#### [EXERCISE INSTRUCTIONS]
Your task is to print the material below exactly as presented.

━━━━━━━━━━

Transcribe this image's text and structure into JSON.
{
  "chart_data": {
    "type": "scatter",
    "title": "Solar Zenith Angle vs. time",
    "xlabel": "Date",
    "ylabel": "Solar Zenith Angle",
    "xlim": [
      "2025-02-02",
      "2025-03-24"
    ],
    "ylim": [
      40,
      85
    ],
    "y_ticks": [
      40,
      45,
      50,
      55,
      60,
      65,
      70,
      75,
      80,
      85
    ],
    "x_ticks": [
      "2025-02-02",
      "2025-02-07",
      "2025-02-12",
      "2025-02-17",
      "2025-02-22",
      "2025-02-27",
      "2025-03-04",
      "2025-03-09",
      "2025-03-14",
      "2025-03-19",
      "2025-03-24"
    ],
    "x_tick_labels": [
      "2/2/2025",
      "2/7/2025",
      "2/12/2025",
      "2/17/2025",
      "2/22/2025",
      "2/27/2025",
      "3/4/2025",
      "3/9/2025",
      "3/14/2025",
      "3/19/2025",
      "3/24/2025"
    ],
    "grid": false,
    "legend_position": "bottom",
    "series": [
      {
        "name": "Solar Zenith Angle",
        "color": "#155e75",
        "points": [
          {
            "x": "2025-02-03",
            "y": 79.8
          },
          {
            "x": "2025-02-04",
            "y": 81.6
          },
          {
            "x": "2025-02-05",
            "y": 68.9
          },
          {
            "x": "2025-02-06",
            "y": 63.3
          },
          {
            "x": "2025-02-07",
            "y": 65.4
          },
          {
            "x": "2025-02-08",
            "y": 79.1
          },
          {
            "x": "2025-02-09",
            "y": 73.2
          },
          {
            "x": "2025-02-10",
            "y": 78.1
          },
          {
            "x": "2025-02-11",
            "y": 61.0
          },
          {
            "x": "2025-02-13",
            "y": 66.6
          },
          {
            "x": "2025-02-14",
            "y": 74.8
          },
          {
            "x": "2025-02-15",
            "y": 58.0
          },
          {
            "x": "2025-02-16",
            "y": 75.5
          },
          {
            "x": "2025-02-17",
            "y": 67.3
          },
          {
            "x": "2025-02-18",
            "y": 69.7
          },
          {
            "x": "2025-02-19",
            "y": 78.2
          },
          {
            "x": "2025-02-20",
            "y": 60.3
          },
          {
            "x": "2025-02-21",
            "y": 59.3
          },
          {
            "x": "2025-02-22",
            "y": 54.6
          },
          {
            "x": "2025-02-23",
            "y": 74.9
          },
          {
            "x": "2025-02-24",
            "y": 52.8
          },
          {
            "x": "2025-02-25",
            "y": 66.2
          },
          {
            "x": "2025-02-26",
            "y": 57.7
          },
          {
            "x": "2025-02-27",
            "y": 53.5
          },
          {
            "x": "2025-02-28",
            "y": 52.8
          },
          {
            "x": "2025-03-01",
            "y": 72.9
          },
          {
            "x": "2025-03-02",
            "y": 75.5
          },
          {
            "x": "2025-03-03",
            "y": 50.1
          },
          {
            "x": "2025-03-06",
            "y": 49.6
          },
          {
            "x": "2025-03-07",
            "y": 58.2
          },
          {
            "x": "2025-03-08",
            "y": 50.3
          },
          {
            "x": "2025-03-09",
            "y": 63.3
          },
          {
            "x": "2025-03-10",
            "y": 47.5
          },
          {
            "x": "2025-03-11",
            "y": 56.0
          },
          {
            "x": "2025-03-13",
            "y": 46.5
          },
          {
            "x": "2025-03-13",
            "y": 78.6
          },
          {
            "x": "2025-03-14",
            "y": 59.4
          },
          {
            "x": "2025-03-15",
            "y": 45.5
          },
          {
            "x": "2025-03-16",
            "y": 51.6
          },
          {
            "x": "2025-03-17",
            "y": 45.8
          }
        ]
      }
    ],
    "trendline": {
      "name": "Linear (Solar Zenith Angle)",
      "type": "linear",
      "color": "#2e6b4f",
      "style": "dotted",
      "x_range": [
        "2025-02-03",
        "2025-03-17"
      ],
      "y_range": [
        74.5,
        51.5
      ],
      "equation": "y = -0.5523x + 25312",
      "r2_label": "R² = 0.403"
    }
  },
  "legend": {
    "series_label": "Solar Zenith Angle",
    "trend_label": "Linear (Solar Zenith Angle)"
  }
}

━━━━━━━━━━

#### [COMPLETED TASK]
Transcribe this image's text and structure into JSON.
{
  "chart_data": {
    "type": "scatter",
    "title": "Solar Zenith Angle vs. time",
    "xlabel": "Date",
    "ylabel": "Solar Zenith Angle",
    "xlim": [
      "2025-02-02",
      "2025-03-24"
    ],
    "ylim": [
      40,
      85
    ],
    "y_ticks": [
      40,
      45,
      50,
      55,
      60,
      65,
      70,
      75,
      80,
      85
    ],
    "x_ticks": [
      "2025-02-02",
      "2025-02-07",
      "2025-02-12",
      "2025-02-17",
      "2025-02-22",
      "2025-02-27",
      "2025-03-04",
      "2025-03-09",
      "2025-03-14",
      "2025-03-19",
      "2025-03-24"
    ],
    "x_tick_labels": [
      "2/2/2025",
      "2/7/2025",
      "2/12/2025",
      "2/17/2025",
      "2/22/2025",
      "2/27/2025",
      "3/4/2025",
      "3/9/2025",
      "3/14/2025",
      "3/19/2025",
      "3/24/2025"
    ],
    "grid": false,
    "legend_position": "bottom",
    "series": [
      {
        "name": "Solar Zenith Angle",
        "color": "#155e75",
        "points": [
          {
            "x": "2025-02-03",
            "y": 79.8
          },
          {
            "x": "2025-02-04",
            "y": 81.6
          },
          {
            "x": "2025-02-05",
            "y": 68.9
          },
          {
            "x": "2025-02-06",
            "y": 63.3
          },
          {
            "x": "2025-02-07",
            "y": 65.4
          },
          {
            "x": "2025-02-08",
            "y": 79.1
          },
          {
            "x": "2025-02-09",
            "y": 73.2
          },
          {
            "x": "2025-02-10",
            "y": 78.1
          },
          {
            "x": "2025-02-11",
            "y": 61.0
          },
          {
            "x": "2025-02-13",
            "y": 66.6
          },
          {
            "x": "2025-02-14",
            "y": 74.8
          },
          {
            "x": "2025-02-15",
            "y": 58.0
          },
          {
            "x": "2025-02-16",
            "y": 75.5
          },
          {
            "x": "2025-02-17",
            "y": 67.3
          },
          {
            "x": "2025-02-18",
            "y": 69.7
          },
          {
            "x": "2025-02-19",
            "y": 78.2
          },
          {
            "x": "2025-02-20",
            "y": 60.3
          },
          {
            "x": "2025-02-21",
            "y": 59.3
          },
          {
            "x": "2025-02-22",
            "y": 54.6
          },
          {
            "x": "2025-02-23",
            "y": 74.9
          },
          {
            "x": "2025-02-24",
            "y": 52.8
          },
          {
            "x": "2025-02-25",
            "y": 66.2
          },
          {
            "x": "2025-02-26",
            "y": 57.7
          },
          {
            "x": "2025-02-27",
            "y": 53.5
          },
          {
            "x": "2025-02-28",
            "y": 52.8
          },
          {
            "x": "2025-03-01",
            "y": 72.9
          },
          {
            "x": "2025-03-02",
            "y": 75.5
          },
          {
            "x": "2025-03-03",
            "y": 50.1
          },
          {
            "x": "2025-03-06",
            "y": 49.6
          },
          {
            "x": "2025-03-07",
            "y": 58.2
          },
          {
            "x": "2025-03-08",
            "y": 50.3
          },
          {
            "x": "2025-03-09",
            "y": 63.3
          },
          {
            "x": "2025-03-10",
            "y": 47.5
          },
          {
            "x": "2025-03-11",
            "y": 56.0
          },
          {
            "x": "2025-03-13",
            "y": 46.5
          },
          {
            "x": "2025-03-13",
            "y": 78.6
          },
          {
            "x": "2025-03-14",
            "y": 59.4
          },
          {
            "x": "2025-03-15",
            "y": 45.5
          },
          {
            "x": "2025-03-16",
            "y": 51.6
          },
          {
            "x": "2025-03-17",
            "y": 45.8
          }
        ]
      }
    ],
    "trendline": {
      "name": "Linear (Solar Zenith Angle)",
      "type": "linear",
      "color": "#2e6b4f",
      "style": "dotted",
      "x_range": [
        "2025-02-03",
        "2025-03-17"
      ],
      "y_range": [
        74.5,
        51.5
      ],
      "equation": "y = -0.5523x + 25312",
      "r2_label": "R² = 0.403"
    }
  },
  "legend": {
    "series_label": "Solar Zenith Angle",
    "trend_label": "Linear (Solar Zenith Angle)"
  }
}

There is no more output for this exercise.